» **Job**: Your task is to filter the data below down to the lines holding "comunicazione".

» **Supplied entries**:

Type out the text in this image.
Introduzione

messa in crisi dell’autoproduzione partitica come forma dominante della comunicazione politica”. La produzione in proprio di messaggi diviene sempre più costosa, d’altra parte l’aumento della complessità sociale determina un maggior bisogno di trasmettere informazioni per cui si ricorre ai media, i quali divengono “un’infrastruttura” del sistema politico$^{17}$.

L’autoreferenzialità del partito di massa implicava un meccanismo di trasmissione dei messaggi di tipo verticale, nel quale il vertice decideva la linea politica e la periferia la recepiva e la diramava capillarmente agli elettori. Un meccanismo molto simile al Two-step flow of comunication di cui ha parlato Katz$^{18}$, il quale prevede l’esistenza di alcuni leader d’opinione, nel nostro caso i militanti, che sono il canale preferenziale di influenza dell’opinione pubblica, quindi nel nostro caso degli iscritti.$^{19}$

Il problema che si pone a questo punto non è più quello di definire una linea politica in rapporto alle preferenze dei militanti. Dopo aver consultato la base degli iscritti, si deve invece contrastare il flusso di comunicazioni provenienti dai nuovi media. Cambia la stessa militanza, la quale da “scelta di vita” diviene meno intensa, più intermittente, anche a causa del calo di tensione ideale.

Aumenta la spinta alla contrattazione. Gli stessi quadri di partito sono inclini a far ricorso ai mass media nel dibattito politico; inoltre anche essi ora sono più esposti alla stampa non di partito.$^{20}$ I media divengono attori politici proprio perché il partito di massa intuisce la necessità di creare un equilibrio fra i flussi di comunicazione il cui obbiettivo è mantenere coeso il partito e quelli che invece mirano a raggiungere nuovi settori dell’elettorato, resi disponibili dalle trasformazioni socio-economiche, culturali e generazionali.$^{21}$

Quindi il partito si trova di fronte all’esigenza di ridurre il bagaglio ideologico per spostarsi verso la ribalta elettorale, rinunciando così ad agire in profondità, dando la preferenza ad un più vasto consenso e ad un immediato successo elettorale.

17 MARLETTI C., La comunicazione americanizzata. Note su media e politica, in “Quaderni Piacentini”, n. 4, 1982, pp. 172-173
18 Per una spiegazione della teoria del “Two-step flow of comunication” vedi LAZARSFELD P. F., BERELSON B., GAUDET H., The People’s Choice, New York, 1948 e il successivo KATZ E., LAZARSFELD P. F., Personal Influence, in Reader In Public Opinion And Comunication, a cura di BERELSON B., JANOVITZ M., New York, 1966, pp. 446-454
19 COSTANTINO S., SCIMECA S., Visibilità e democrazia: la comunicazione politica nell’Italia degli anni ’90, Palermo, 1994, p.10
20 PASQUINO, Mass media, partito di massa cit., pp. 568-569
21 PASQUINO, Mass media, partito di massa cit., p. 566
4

--

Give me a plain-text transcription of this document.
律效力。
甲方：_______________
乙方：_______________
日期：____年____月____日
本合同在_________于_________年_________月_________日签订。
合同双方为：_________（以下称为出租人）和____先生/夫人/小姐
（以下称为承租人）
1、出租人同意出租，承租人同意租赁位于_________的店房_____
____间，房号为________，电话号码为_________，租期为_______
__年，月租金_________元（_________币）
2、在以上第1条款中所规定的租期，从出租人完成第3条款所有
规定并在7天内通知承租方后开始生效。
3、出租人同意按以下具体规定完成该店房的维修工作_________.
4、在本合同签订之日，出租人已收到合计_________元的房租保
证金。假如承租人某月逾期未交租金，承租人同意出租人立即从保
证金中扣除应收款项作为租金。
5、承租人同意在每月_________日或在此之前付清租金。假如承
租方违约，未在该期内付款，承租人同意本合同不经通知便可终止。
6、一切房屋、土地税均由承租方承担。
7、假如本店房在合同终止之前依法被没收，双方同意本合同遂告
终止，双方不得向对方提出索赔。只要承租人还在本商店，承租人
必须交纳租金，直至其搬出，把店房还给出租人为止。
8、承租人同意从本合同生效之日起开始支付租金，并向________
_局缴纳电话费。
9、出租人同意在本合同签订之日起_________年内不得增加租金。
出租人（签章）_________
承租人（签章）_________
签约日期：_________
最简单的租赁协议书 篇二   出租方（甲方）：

» **Full solution**:
messa in crisi dell’autoproduzione partitica come forma dominante della comunicazione politica”. La produzione in proprio di messaggi diviene sempre più costosa, d’altra parte l’aumento della complessità sociale determina un maggior bisogno di trasmettere informazioni per cui si ricorre ai media, i quali divengono “un’infrastruttura” del sistema politico$^{17}$.
Aumenta la spinta alla contrattazione. Gli stessi quadri di partito sono inclini a far ricorso ai mass media nel dibattito politico; inoltre anche essi ora sono più esposti alla stampa non di partito.$^{20}$ I media divengono attori politici proprio perché il partito di massa intuisce la necessità di creare un equilibrio fra i flussi di comunicazione il cui obbiettivo è mantenere coeso il partito e quelli che invece mirano a raggiungere nuovi settori dell’elettorato, resi disponibili dalle trasformazioni socio-economiche, culturali e generazionali.$^{21}$
17 MARLETTI C., La comunicazione americanizzata. Note su media e politica, in “Quaderni Piacentini”, n. 4, 1982, pp. 172-173
19 COSTANTINO S., SCIMECA S., Visibilità e democrazia: la comunicazione politica nell’Italia degli anni ’90, Palermo, 1994, p.10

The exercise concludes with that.